[TASK] Quote the listing below in its entirety.

[AVAILABLE RECORDS]
═══

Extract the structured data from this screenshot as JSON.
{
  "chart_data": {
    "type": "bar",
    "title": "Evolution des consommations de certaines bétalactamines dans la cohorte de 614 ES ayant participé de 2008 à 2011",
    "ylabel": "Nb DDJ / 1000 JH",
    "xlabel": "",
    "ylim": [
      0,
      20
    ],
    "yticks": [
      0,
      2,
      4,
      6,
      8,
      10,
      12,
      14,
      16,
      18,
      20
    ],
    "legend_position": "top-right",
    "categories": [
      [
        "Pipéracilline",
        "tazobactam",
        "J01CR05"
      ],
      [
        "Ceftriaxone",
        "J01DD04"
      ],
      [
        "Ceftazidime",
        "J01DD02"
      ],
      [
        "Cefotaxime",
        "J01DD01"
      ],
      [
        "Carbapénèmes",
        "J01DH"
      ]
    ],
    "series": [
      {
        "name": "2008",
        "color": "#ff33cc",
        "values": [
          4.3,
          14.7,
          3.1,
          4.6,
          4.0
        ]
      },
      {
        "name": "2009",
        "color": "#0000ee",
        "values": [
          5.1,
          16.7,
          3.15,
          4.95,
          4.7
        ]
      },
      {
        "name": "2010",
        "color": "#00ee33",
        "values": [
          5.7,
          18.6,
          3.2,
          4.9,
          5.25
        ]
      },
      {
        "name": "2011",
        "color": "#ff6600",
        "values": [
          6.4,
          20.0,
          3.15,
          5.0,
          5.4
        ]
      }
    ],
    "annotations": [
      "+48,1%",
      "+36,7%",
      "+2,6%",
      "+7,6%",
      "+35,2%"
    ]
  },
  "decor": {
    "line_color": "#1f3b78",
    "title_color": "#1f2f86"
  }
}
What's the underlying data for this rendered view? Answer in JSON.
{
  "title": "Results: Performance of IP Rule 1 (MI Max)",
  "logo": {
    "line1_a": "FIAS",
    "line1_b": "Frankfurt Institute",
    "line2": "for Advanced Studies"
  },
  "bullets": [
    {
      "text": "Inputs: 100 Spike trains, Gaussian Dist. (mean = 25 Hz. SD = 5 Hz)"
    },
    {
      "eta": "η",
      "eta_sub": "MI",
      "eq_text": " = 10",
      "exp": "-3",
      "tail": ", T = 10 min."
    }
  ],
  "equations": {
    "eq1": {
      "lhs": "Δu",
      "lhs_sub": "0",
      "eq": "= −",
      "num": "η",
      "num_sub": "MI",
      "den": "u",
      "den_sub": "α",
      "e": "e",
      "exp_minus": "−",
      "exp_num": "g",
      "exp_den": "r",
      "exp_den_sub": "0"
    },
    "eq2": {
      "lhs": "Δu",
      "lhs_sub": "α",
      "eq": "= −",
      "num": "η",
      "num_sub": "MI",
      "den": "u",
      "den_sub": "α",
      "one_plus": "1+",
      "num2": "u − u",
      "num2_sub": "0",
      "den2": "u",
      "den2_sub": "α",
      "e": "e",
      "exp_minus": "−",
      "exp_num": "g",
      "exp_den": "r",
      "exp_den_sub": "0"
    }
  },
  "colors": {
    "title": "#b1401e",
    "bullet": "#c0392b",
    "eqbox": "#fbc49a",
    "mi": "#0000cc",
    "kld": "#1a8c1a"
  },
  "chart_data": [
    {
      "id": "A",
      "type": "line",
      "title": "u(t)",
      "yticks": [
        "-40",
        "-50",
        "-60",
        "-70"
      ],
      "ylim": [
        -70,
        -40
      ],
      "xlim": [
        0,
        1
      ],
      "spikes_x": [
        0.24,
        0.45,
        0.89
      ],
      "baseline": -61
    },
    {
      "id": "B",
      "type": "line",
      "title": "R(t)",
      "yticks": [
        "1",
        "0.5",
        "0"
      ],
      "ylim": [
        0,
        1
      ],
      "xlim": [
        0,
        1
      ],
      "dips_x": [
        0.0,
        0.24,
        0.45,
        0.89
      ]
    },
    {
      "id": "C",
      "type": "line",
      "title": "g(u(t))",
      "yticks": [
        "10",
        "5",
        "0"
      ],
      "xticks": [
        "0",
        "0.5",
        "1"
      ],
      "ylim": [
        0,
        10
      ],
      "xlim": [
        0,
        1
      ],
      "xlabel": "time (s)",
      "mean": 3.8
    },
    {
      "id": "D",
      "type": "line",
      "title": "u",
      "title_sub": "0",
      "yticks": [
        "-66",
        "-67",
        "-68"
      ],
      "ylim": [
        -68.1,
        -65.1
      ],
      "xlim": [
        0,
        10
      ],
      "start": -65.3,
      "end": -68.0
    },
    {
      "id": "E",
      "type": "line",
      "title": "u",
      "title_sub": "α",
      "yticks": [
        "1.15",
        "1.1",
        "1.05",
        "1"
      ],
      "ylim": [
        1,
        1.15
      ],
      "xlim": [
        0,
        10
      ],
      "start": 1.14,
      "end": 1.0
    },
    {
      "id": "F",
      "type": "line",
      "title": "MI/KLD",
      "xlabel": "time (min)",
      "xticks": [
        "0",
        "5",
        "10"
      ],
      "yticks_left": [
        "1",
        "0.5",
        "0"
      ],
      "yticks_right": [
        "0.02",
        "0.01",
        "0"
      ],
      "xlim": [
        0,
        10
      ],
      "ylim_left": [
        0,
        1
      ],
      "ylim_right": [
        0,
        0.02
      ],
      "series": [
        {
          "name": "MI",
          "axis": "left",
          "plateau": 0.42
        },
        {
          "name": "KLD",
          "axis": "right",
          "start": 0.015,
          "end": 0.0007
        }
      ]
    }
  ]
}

═══

[FINISHED EXERCISE]
Extract the structured data from this screenshot as JSON.
{
  "chart_data": {
    "type": "bar",
    "title": "Evolution des consommations de certaines bétalactamines dans la cohorte de 614 ES ayant participé de 2008 à 2011",
    "ylabel": "Nb DDJ / 1000 JH",
    "xlabel": "",
    "ylim": [
      0,
      20
    ],
    "yticks": [
      0,
      2,
      4,
      6,
      8,
      10,
      12,
      14,
      16,
      18,
      20
    ],
    "legend_position": "top-right",
    "categories": [
      [
        "Pipéracilline",
        "tazobactam",
        "J01CR05"
      ],
      [
        "Ceftriaxone",
        "J01DD04"
      ],
      [
        "Ceftazidime",
        "J01DD02"
      ],
      [
        "Cefotaxime",
        "J01DD01"
      ],
      [
        "Carbapénèmes",
        "J01DH"
      ]
    ],
    "series": [
      {
        "name": "2008",
        "color": "#ff33cc",
        "values": [
          4.3,
          14.7,
          3.1,
          4.6,
          4.0
        ]
      },
      {
        "name": "2009",
        "color": "#0000ee",
        "values": [
          5.1,
          16.7,
          3.15,
          4.95,
          4.7
        ]
      },
      {
        "name": "2010",
        "color": "#00ee33",
        "values": [
          5.7,
          18.6,
          3.2,
          4.9,
          5.25
        ]
      },
      {
        "name": "2011",
        "color": "#ff6600",
        "values": [
          6.4,
          20.0,
          3.15,
          5.0,
          5.4
        ]
      }
    ],
    "annotations": [
      "+48,1%",
      "+36,7%",
      "+2,6%",
      "+7,6%",
      "+35,2%"
    ]
  },
  "decor": {
    "line_color": "#1f3b78",
    "title_color": "#1f2f86"
  }
}
What's the underlying data for this rendered view? Answer in JSON.
{
  "title": "Results: Performance of IP Rule 1 (MI Max)",
  "logo": {
    "line1_a": "FIAS",
    "line1_b": "Frankfurt Institute",
    "line2": "for Advanced Studies"
  },
  "bullets": [
    {
      "text": "Inputs: 100 Spike trains, Gaussian Dist. (mean = 25 Hz. SD = 5 Hz)"
    },
    {
      "eta": "η",
      "eta_sub": "MI",
      "eq_text": " = 10",
      "exp": "-3",
      "tail": ", T = 10 min."
    }
  ],
  "equations": {
    "eq1": {
      "lhs": "Δu",
      "lhs_sub": "0",
      "eq": "= −",
      "num": "η",
      "num_sub": "MI",
      "den": "u",
      "den_sub": "α",
      "e": "e",
      "exp_minus": "−",
      "exp_num": "g",
      "exp_den": "r",
      "exp_den_sub": "0"
    },
    "eq2": {
      "lhs": "Δu",
      "lhs_sub": "α",
      "eq": "= −",
      "num": "η",
      "num_sub": "MI",
      "den": "u",
      "den_sub": "α",
      "one_plus": "1+",
      "num2": "u − u",
      "num2_sub": "0",
      "den2": "u",
      "den2_sub": "α",
      "e": "e",
      "exp_minus": "−",
      "exp_num": "g",
      "exp_den": "r",
      "exp_den_sub": "0"
    }
  },
  "colors": {
    "title": "#b1401e",
    "bullet": "#c0392b",
    "eqbox": "#fbc49a",
    "mi": "#0000cc",
    "kld": "#1a8c1a"
  },
  "chart_data": [
    {
      "id": "A",
      "type": "line",
      "title": "u(t)",
      "yticks": [
        "-40",
        "-50",
        "-60",
        "-70"
      ],
      "ylim": [
        -70,
        -40
      ],
      "xlim": [
        0,
        1
      ],
      "spikes_x": [
        0.24,
        0.45,
        0.89
      ],
      "baseline": -61
    },
    {
      "id": "B",
      "type": "line",
      "title": "R(t)",
      "yticks": [
        "1",
        "0.5",
        "0"
      ],
      "ylim": [
        0,
        1
      ],
      "xlim": [
        0,
        1
      ],
      "dips_x": [
        0.0,
        0.24,
        0.45,
        0.89
      ]
    },
    {
      "id": "C",
      "type": "line",
      "title": "g(u(t))",
      "yticks": [
        "10",
        "5",
        "0"
      ],
      "xticks": [
        "0",
        "0.5",
        "1"
      ],
      "ylim": [
        0,
        10
      ],
      "xlim": [
        0,
        1
      ],
      "xlabel": "time (s)",
      "mean": 3.8
    },
    {
      "id": "D",
      "type": "line",
      "title": "u",
      "title_sub": "0",
      "yticks": [
        "-66",
        "-67",
        "-68"
      ],
      "ylim": [
        -68.1,
        -65.1
      ],
      "xlim": [
        0,
        10
      ],
      "start": -65.3,
      "end": -68.0
    },
    {
      "id": "E",
      "type": "line",
      "title": "u",
      "title_sub": "α",
      "yticks": [
        "1.15",
        "1.1",
        "1.05",
        "1"
      ],
      "ylim": [
        1,
        1.15
      ],
      "xlim": [
        0,
        10
      ],
      "start": 1.14,
      "end": 1.0
    },
    {
      "id": "F",
      "type": "line",
      "title": "MI/KLD",
      "xlabel": "time (min)",
      "xticks": [
        "0",
        "5",
        "10"
      ],
      "yticks_left": [
        "1",
        "0.5",
        "0"
      ],
      "yticks_right": [
        "0.02",
        "0.01",
        "0"
      ],
      "xlim": [
        0,
        10
      ],
      "ylim_left": [
        0,
        1
      ],
      "ylim_right": [
        0,
        0.02
      ],
      "series": [
        {
          "name": "MI",
          "axis": "left",
          "plateau": 0.42
        },
        {
          "name": "KLD",
          "axis": "right",
          "start": 0.015,
          "end": 0.0007
        }
      ]
    }
  ]
}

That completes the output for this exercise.